### [Data for this exercise]
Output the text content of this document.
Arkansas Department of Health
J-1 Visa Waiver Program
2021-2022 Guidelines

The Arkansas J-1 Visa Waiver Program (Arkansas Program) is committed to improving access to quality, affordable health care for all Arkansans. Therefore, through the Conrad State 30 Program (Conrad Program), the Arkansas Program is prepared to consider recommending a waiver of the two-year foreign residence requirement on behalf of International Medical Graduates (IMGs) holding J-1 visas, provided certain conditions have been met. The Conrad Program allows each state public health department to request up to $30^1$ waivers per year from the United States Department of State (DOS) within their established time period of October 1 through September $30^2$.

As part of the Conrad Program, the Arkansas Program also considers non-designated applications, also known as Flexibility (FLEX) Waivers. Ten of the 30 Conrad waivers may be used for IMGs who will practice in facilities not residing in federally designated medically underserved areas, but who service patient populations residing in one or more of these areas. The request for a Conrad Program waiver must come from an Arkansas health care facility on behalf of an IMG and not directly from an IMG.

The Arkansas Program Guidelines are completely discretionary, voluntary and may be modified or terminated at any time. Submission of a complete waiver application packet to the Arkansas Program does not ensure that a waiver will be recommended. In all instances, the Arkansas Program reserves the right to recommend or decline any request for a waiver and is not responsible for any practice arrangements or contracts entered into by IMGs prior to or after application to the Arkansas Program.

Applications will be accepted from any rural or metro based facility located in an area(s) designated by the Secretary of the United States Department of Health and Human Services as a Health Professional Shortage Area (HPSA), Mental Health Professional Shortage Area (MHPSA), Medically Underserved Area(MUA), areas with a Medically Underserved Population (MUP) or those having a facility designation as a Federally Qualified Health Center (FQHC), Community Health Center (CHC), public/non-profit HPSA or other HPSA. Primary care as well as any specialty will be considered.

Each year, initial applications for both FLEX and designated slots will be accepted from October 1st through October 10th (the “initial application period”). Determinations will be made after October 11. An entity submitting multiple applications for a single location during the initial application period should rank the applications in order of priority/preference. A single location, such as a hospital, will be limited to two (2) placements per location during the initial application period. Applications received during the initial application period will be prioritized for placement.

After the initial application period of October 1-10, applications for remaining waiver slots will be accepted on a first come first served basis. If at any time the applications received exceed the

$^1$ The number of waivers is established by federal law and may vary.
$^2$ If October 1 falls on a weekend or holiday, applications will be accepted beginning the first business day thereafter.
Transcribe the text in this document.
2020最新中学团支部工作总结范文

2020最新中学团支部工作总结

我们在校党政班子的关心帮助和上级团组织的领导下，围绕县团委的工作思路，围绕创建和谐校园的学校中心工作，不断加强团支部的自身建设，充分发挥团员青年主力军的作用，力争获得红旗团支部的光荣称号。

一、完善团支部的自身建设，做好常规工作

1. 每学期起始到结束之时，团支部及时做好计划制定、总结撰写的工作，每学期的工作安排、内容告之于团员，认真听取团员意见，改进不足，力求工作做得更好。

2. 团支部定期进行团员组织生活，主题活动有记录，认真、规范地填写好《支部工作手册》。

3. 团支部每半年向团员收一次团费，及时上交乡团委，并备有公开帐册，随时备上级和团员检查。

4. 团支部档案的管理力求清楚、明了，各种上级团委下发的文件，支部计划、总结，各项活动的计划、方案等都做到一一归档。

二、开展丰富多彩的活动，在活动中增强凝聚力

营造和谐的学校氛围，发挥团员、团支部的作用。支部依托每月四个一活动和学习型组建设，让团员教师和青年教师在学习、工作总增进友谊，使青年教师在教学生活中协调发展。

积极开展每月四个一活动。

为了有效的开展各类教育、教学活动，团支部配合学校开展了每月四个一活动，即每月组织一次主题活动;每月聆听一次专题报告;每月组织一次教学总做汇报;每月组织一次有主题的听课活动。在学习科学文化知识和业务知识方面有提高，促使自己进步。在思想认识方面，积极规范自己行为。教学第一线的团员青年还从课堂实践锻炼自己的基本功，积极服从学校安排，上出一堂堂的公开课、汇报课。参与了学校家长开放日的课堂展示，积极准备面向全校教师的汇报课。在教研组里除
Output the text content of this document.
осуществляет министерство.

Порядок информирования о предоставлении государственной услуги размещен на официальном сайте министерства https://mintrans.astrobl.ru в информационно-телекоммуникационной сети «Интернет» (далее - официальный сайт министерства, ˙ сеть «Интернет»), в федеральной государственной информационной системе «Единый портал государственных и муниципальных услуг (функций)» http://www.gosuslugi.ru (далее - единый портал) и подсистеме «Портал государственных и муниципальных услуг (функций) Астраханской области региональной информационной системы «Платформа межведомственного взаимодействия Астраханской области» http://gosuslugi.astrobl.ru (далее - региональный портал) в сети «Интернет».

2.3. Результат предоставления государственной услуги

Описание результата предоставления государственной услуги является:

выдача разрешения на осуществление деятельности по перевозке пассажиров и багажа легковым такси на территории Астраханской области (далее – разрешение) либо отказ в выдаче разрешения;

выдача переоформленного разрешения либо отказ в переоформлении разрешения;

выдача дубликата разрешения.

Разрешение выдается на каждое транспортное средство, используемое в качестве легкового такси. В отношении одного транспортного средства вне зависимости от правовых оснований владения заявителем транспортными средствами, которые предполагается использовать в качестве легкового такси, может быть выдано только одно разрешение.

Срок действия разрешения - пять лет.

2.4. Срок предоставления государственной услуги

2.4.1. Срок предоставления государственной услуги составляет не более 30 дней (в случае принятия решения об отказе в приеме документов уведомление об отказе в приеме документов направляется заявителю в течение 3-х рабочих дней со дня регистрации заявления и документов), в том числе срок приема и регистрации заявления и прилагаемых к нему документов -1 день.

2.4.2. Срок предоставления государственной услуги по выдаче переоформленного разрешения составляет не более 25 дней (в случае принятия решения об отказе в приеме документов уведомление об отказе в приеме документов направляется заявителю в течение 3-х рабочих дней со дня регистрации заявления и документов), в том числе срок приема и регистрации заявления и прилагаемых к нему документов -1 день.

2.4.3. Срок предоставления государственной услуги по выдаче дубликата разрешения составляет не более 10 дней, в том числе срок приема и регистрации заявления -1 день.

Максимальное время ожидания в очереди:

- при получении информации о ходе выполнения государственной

### [Aim of the task]
The lines above should be duplicated exactly.

### [Result below]
Output the text content of this document.
Arkansas Department of Health
J-1 Visa Waiver Program
2021-2022 Guidelines

The Arkansas J-1 Visa Waiver Program (Arkansas Program) is committed to improving access to quality, affordable health care for all Arkansans. Therefore, through the Conrad State 30 Program (Conrad Program), the Arkansas Program is prepared to consider recommending a waiver of the two-year foreign residence requirement on behalf of International Medical Graduates (IMGs) holding J-1 visas, provided certain conditions have been met. The Conrad Program allows each state public health department to request up to $30^1$ waivers per year from the United States Department of State (DOS) within their established time period of October 1 through September $30^2$.

As part of the Conrad Program, the Arkansas Program also considers non-designated applications, also known as Flexibility (FLEX) Waivers. Ten of the 30 Conrad waivers may be used for IMGs who will practice in facilities not residing in federally designated medically underserved areas, but who service patient populations residing in one or more of these areas. The request for a Conrad Program waiver must come from an Arkansas health care facility on behalf of an IMG and not directly from an IMG.

The Arkansas Program Guidelines are completely discretionary, voluntary and may be modified or terminated at any time. Submission of a complete waiver application packet to the Arkansas Program does not ensure that a waiver will be recommended. In all instances, the Arkansas Program reserves the right to recommend or decline any request for a waiver and is not responsible for any practice arrangements or contracts entered into by IMGs prior to or after application to the Arkansas Program.

Applications will be accepted from any rural or metro based facility located in an area(s) designated by the Secretary of the United States Department of Health and Human Services as a Health Professional Shortage Area (HPSA), Mental Health Professional Shortage Area (MHPSA), Medically Underserved Area(MUA), areas with a Medically Underserved Population (MUP) or those having a facility designation as a Federally Qualified Health Center (FQHC), Community Health Center (CHC), public/non-profit HPSA or other HPSA. Primary care as well as any specialty will be considered.

Each year, initial applications for both FLEX and designated slots will be accepted from October 1st through October 10th (the “initial application period”). Determinations will be made after October 11. An entity submitting multiple applications for a single location during the initial application period should rank the applications in order of priority/preference. A single location, such as a hospital, will be limited to two (2) placements per location during the initial application period. Applications received during the initial application period will be prioritized for placement.

After the initial application period of October 1-10, applications for remaining waiver slots will be accepted on a first come first served basis. If at any time the applications received exceed the

$^1$ The number of waivers is established by federal law and may vary.
$^2$ If October 1 falls on a weekend or holiday, applications will be accepted beginning the first business day thereafter.
Transcribe the text in this document.
2020最新中学团支部工作总结范文

2020最新中学团支部工作总结

我们在校党政班子的关心帮助和上级团组织的领导下，围绕县团委的工作思路，围绕创建和谐校园的学校中心工作，不断加强团支部的自身建设，充分发挥团员青年主力军的作用，力争获得红旗团支部的光荣称号。

一、完善团支部的自身建设，做好常规工作

1. 每学期起始到结束之时，团支部及时做好计划制定、总结撰写的工作，每学期的工作安排、内容告之于团员，认真听取团员意见，改进不足，力求工作做得更好。

2. 团支部定期进行团员组织生活，主题活动有记录，认真、规范地填写好《支部工作手册》。

3. 团支部每半年向团员收一次团费，及时上交乡团委，并备有公开帐册，随时备上级和团员检查。

4. 团支部档案的管理力求清楚、明了，各种上级团委下发的文件，支部计划、总结，各项活动的计划、方案等都做到一一归档。

二、开展丰富多彩的活动，在活动中增强凝聚力

营造和谐的学校氛围，发挥团员、团支部的作用。支部依托每月四个一活动和学习型组建设，让团员教师和青年教师在学习、工作总增进友谊，使青年教师在教学生活中协调发展。

积极开展每月四个一活动。

为了有效的开展各类教育、教学活动，团支部配合学校开展了每月四个一活动，即每月组织一次主题活动;每月聆听一次专题报告;每月组织一次教学总做汇报;每月组织一次有主题的听课活动。在学习科学文化知识和业务知识方面有提高，促使自己进步。在思想认识方面，积极规范自己行为。教学第一线的团员青年还从课堂实践锻炼自己的基本功，积极服从学校安排，上出一堂堂的公开课、汇报课。参与了学校家长开放日的课堂展示，积极准备面向全校教师的汇报课。在教研组里除
Output the text content of this document.
осуществляет министерство.

Порядок информирования о предоставлении государственной услуги размещен на официальном сайте министерства https://mintrans.astrobl.ru в информационно-телекоммуникационной сети «Интернет» (далее - официальный сайт министерства, ˙ сеть «Интернет»), в федеральной государственной информационной системе «Единый портал государственных и муниципальных услуг (функций)» http://www.gosuslugi.ru (далее - единый портал) и подсистеме «Портал государственных и муниципальных услуг (функций) Астраханской области региональной информационной системы «Платформа межведомственного взаимодействия Астраханской области» http://gosuslugi.astrobl.ru (далее - региональный портал) в сети «Интернет».

2.3. Результат предоставления государственной услуги

Описание результата предоставления государственной услуги является:

выдача разрешения на осуществление деятельности по перевозке пассажиров и багажа легковым такси на территории Астраханской области (далее – разрешение) либо отказ в выдаче разрешения;

выдача переоформленного разрешения либо отказ в переоформлении разрешения;

выдача дубликата разрешения.

Разрешение выдается на каждое транспортное средство, используемое в качестве легкового такси. В отношении одного транспортного средства вне зависимости от правовых оснований владения заявителем транспортными средствами, которые предполагается использовать в качестве легкового такси, может быть выдано только одно разрешение.

Срок действия разрешения - пять лет.

2.4. Срок предоставления государственной услуги

2.4.1. Срок предоставления государственной услуги составляет не более 30 дней (в случае принятия решения об отказе в приеме документов уведомление об отказе в приеме документов направляется заявителю в течение 3-х рабочих дней со дня регистрации заявления и документов), в том числе срок приема и регистрации заявления и прилагаемых к нему документов -1 день.

2.4.2. Срок предоставления государственной услуги по выдаче переоформленного разрешения составляет не более 25 дней (в случае принятия решения об отказе в приеме документов уведомление об отказе в приеме документов направляется заявителю в течение 3-х рабочих дней со дня регистрации заявления и документов), в том числе срок приема и регистрации заявления и прилагаемых к нему документов -1 день.

2.4.3. Срок предоставления государственной услуги по выдаче дубликата разрешения составляет не более 10 дней, в том числе срок приема и регистрации заявления -1 день.

Максимальное время ожидания в очереди:

- при получении информации о ходе выполнения государственной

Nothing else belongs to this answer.